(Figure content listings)
* * * * * * * * *

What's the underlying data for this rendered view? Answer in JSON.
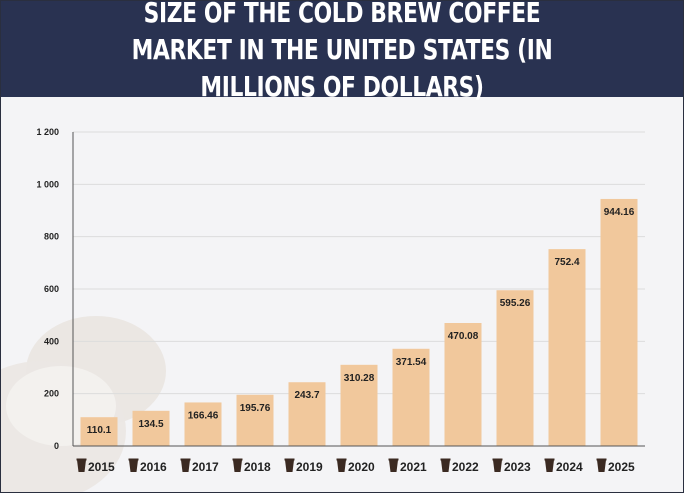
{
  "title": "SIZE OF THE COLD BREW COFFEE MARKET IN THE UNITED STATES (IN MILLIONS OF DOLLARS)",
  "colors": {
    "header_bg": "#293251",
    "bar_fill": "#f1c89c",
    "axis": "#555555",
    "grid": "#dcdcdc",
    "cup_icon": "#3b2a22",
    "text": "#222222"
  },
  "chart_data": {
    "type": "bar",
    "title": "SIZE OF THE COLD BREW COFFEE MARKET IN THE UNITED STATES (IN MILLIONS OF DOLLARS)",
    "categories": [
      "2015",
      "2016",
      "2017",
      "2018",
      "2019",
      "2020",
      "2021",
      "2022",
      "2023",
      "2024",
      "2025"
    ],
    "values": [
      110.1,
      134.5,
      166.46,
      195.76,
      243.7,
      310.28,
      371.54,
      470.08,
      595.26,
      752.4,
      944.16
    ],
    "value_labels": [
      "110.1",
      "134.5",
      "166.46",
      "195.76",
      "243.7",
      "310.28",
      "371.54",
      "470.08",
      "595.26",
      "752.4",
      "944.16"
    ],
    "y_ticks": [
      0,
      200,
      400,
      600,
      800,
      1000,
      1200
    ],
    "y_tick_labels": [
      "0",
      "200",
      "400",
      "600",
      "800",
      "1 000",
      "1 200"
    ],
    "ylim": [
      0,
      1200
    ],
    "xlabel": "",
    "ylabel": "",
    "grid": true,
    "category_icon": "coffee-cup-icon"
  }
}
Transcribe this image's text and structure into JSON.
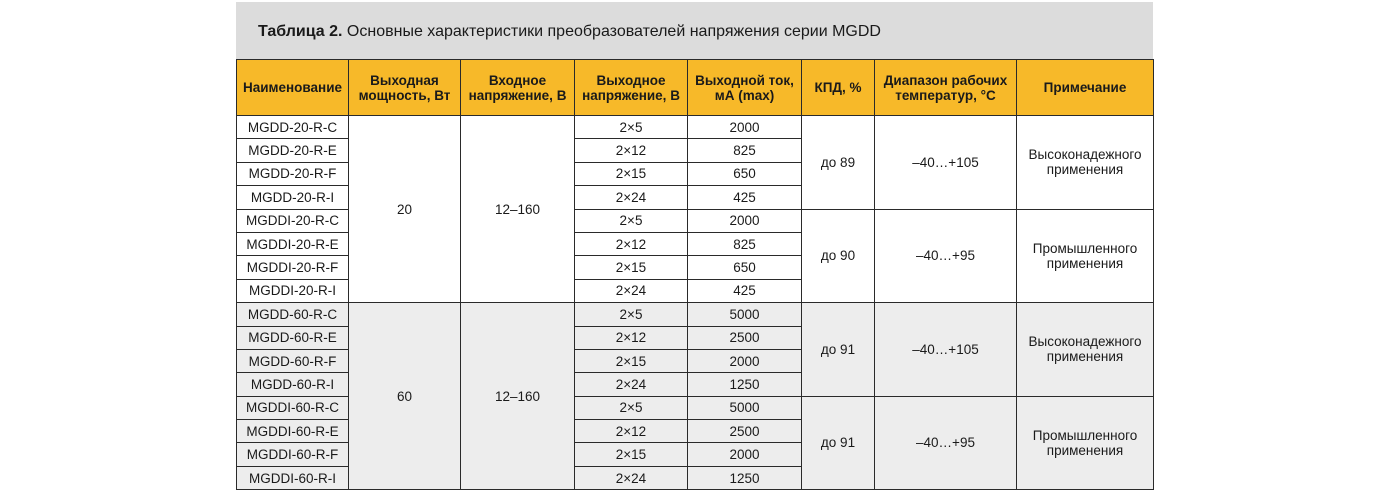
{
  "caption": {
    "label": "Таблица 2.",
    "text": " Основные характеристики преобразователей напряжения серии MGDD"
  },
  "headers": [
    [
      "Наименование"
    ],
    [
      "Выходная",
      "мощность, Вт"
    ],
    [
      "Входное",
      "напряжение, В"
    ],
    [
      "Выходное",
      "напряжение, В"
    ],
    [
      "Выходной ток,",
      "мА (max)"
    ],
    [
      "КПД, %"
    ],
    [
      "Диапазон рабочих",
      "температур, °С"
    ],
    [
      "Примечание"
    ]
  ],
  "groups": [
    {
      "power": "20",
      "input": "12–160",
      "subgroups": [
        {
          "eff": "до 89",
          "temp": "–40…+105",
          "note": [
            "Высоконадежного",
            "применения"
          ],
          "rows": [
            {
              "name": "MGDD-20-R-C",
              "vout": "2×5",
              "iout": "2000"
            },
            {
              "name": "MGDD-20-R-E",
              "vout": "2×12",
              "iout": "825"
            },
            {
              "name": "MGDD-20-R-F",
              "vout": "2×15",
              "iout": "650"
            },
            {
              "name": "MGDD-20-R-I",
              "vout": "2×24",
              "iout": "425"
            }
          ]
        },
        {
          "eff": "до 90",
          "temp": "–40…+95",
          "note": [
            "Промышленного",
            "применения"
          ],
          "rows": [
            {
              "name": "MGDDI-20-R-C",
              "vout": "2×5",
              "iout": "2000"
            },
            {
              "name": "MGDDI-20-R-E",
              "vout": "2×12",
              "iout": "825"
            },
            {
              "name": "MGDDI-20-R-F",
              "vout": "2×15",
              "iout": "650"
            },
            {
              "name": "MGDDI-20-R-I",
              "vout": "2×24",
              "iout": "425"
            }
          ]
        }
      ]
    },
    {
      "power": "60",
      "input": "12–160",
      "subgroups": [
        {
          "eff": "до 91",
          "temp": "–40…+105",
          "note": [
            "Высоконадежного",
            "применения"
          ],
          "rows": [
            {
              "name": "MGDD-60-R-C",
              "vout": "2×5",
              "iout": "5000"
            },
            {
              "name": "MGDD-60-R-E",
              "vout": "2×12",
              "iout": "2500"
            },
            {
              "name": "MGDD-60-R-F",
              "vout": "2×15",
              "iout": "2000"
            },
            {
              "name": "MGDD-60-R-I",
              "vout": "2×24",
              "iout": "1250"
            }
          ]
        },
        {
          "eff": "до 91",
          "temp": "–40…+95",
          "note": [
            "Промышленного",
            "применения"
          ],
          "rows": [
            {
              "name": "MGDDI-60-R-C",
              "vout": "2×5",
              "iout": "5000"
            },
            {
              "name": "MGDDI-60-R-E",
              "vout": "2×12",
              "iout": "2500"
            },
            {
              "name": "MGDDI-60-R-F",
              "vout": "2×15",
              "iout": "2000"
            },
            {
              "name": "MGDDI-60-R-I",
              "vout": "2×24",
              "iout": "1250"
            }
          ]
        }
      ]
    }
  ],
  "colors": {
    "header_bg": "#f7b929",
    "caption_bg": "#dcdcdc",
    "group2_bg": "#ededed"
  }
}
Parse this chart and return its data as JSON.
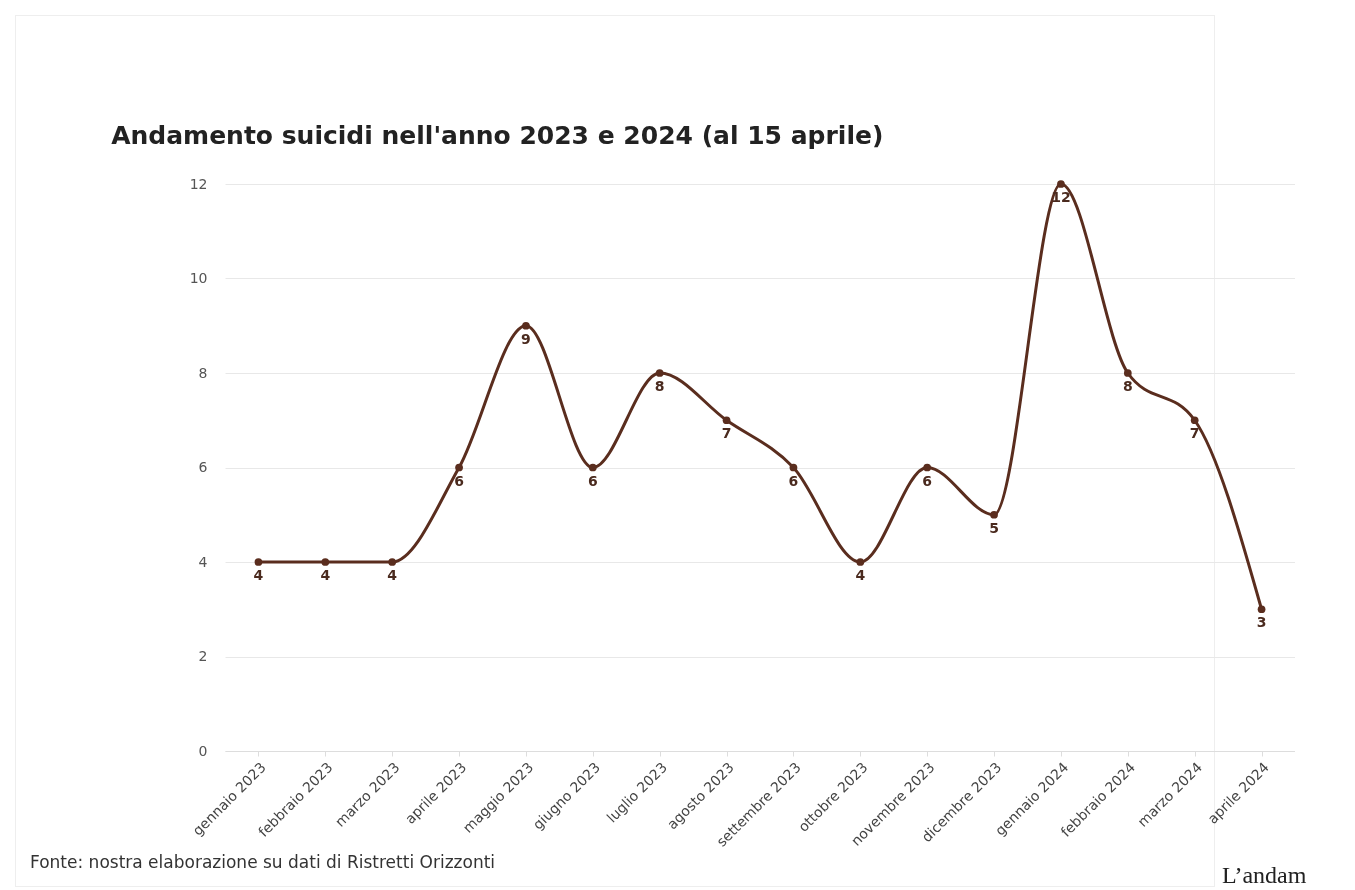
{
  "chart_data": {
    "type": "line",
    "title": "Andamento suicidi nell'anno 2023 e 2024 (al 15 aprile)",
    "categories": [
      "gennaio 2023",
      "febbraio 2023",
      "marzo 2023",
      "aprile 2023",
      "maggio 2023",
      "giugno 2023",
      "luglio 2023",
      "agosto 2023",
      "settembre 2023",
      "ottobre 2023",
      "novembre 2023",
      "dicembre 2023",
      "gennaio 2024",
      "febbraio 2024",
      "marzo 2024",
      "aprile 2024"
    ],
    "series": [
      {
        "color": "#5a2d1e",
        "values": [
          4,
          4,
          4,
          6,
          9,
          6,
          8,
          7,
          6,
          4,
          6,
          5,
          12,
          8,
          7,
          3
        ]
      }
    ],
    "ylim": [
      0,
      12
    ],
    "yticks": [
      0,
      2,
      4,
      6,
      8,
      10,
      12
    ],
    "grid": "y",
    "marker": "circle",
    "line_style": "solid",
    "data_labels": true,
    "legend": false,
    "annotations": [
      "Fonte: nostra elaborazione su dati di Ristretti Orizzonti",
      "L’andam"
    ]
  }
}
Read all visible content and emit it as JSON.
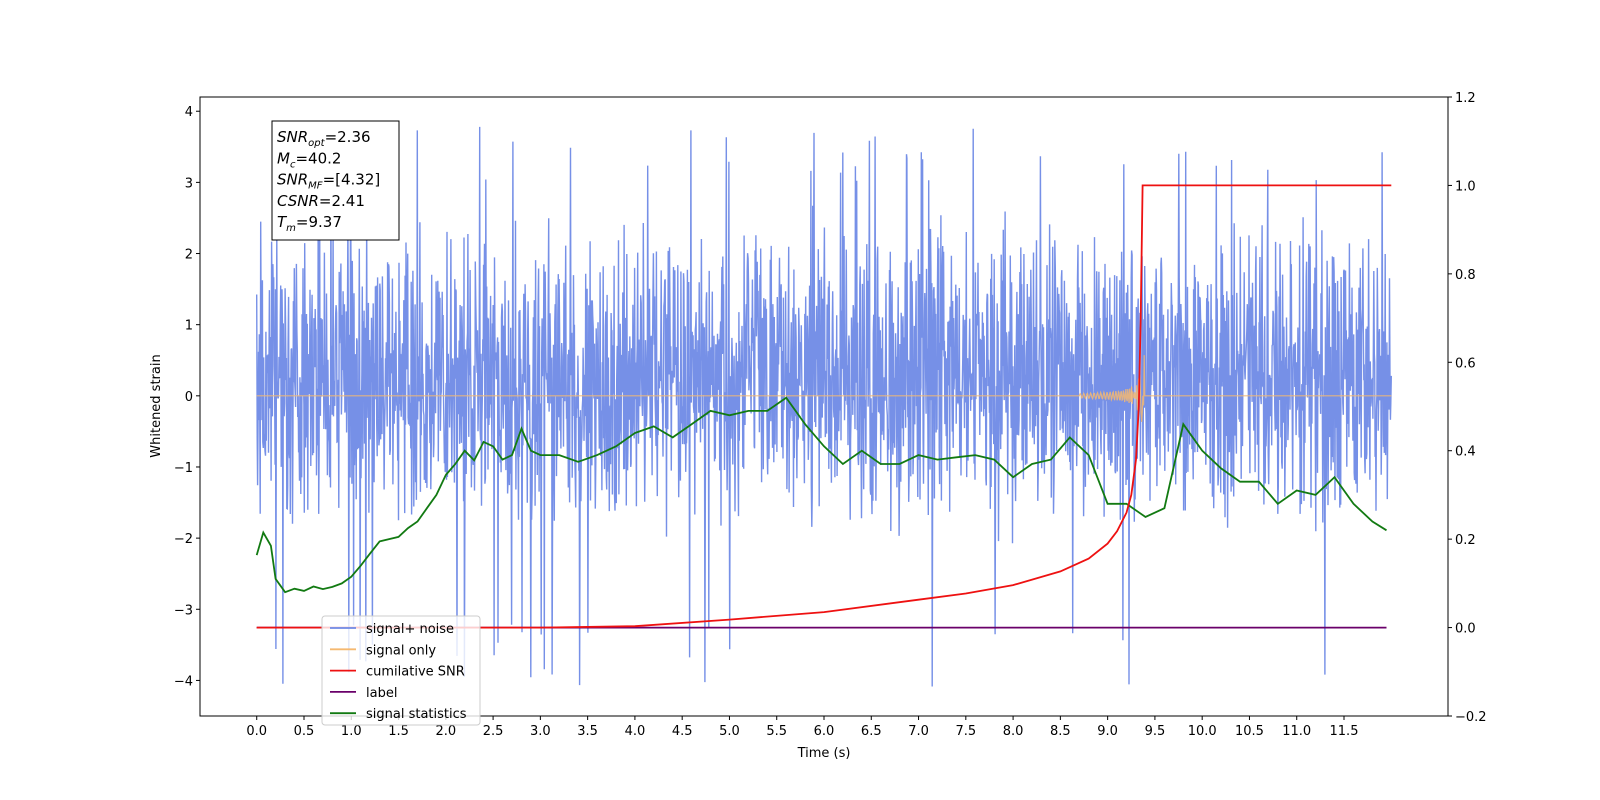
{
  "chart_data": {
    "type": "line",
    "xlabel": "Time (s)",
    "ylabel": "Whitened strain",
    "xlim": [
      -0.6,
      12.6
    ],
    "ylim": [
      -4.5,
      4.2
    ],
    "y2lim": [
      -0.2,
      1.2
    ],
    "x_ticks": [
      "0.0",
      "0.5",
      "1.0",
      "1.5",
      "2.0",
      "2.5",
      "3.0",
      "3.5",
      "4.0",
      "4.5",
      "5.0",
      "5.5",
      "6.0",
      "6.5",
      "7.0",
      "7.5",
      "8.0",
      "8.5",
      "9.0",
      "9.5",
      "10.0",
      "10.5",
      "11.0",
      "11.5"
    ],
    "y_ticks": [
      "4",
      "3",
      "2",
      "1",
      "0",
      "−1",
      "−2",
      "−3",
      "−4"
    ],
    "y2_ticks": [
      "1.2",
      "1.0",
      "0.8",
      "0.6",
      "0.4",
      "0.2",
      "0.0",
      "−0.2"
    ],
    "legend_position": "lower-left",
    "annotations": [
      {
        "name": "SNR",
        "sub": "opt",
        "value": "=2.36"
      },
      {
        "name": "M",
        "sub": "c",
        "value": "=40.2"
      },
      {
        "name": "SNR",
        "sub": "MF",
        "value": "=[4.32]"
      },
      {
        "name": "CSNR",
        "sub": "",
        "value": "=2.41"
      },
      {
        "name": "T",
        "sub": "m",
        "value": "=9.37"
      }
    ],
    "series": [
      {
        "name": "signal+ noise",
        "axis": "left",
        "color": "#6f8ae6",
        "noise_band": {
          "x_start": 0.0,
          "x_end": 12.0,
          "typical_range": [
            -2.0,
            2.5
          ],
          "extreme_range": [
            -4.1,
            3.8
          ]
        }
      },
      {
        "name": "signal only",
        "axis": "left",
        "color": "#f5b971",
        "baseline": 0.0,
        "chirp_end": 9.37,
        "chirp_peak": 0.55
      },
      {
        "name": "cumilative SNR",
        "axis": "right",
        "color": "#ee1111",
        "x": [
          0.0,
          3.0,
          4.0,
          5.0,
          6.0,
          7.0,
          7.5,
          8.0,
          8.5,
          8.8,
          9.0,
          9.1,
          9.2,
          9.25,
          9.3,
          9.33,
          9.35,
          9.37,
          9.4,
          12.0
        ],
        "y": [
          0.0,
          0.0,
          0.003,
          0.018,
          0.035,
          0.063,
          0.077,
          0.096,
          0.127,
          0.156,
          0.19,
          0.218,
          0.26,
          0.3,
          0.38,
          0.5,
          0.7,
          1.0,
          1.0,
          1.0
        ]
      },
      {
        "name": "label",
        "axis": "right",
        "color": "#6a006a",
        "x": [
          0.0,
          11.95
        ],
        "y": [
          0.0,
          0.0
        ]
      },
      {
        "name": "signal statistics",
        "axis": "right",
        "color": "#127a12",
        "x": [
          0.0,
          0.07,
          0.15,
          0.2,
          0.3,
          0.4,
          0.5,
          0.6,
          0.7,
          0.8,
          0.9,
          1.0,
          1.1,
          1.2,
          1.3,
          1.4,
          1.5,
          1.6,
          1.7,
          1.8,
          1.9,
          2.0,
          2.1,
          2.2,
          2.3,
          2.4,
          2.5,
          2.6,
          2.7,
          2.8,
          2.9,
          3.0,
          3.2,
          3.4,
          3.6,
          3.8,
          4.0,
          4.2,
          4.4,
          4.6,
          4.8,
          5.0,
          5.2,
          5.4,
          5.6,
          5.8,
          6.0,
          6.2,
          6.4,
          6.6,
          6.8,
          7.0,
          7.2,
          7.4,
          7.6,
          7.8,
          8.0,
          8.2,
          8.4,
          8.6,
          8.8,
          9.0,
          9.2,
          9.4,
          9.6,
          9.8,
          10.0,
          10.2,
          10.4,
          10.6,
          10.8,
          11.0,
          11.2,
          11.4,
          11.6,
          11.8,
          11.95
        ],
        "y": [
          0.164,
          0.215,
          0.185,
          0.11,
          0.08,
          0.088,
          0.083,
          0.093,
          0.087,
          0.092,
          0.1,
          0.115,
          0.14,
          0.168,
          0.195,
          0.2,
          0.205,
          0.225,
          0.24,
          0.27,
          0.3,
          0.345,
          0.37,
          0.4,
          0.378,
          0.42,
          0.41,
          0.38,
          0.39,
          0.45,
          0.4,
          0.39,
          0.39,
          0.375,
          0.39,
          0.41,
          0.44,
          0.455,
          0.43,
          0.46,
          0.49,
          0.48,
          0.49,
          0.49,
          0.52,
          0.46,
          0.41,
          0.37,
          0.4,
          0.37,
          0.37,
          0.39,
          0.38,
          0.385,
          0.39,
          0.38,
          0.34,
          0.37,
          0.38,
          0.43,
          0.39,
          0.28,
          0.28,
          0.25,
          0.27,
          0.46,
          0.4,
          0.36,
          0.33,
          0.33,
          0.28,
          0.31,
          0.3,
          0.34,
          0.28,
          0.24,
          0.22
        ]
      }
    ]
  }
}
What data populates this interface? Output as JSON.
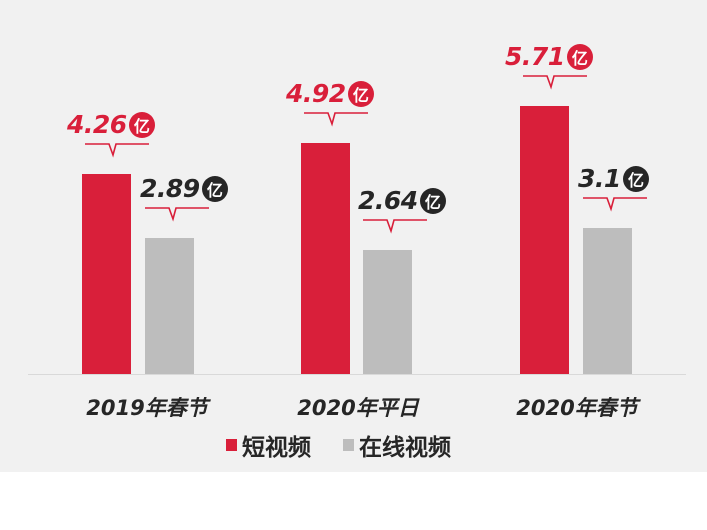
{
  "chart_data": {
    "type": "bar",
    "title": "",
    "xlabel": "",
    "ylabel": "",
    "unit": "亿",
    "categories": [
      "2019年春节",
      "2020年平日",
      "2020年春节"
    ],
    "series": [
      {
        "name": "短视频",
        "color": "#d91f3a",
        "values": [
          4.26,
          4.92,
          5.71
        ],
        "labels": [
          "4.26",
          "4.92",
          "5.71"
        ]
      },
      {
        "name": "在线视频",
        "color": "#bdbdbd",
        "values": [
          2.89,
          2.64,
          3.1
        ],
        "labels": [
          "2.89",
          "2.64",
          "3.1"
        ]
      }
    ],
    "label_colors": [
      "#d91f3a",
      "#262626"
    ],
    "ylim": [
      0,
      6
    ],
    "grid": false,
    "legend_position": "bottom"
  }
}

* * * * * * * * *

Copy only this, please: the line with "What data populates" and every line after it through the end of the data, with no pictures.

> Full output
What data populates this interface? Output as JSON.
{
  "chart_data": {
    "type": "bar",
    "title": "",
    "xlabel": "",
    "ylabel": "",
    "unit": "亿",
    "categories": [
      "2019年春节",
      "2020年平日",
      "2020年春节"
    ],
    "series": [
      {
        "name": "短视频",
        "color": "#d91f3a",
        "values": [
          4.26,
          4.92,
          5.71
        ],
        "labels": [
          "4.26",
          "4.92",
          "5.71"
        ]
      },
      {
        "name": "在线视频",
        "color": "#bdbdbd",
        "values": [
          2.89,
          2.64,
          3.1
        ],
        "labels": [
          "2.89",
          "2.64",
          "3.1"
        ]
      }
    ],
    "label_colors": [
      "#d91f3a",
      "#262626"
    ],
    "ylim": [
      0,
      6
    ],
    "grid": false,
    "legend_position": "bottom"
  }
}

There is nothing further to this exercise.